• **Task to carry out**
Repeat every record below exactly as it appears.

• **Stored rows**
++++++++++

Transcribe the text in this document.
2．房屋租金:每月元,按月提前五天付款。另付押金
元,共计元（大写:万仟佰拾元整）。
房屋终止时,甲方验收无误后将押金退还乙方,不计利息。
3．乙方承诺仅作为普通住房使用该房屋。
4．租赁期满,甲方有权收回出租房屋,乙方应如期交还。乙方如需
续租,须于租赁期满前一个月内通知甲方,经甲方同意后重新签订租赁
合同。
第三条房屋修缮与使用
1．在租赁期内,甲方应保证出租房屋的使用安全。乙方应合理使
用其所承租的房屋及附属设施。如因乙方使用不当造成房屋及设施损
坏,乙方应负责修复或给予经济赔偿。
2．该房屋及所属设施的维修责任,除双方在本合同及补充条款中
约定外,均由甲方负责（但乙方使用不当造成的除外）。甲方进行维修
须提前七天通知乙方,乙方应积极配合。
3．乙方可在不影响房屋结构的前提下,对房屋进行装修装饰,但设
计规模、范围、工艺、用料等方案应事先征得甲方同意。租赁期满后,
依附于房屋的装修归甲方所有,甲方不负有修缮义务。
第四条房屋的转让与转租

++++++++++

• **Result**
Transcribe the text in this document.
2．房屋租金:每月元,按月提前五天付款。另付押金
元,共计元（大写:万仟佰拾元整）。
房屋终止时,甲方验收无误后将押金退还乙方,不计利息。
3．乙方承诺仅作为普通住房使用该房屋。
4．租赁期满,甲方有权收回出租房屋,乙方应如期交还。乙方如需
续租,须于租赁期满前一个月内通知甲方,经甲方同意后重新签订租赁
合同。
第三条房屋修缮与使用
1．在租赁期内,甲方应保证出租房屋的使用安全。乙方应合理使
用其所承租的房屋及附属设施。如因乙方使用不当造成房屋及设施损
坏,乙方应负责修复或给予经济赔偿。
2．该房屋及所属设施的维修责任,除双方在本合同及补充条款中
约定外,均由甲方负责（但乙方使用不当造成的除外）。甲方进行维修
须提前七天通知乙方,乙方应积极配合。
3．乙方可在不影响房屋结构的前提下,对房屋进行装修装饰,但设
计规模、范围、工艺、用料等方案应事先征得甲方同意。租赁期满后,
依附于房屋的装修归甲方所有,甲方不负有修缮义务。
第四条房屋的转让与转租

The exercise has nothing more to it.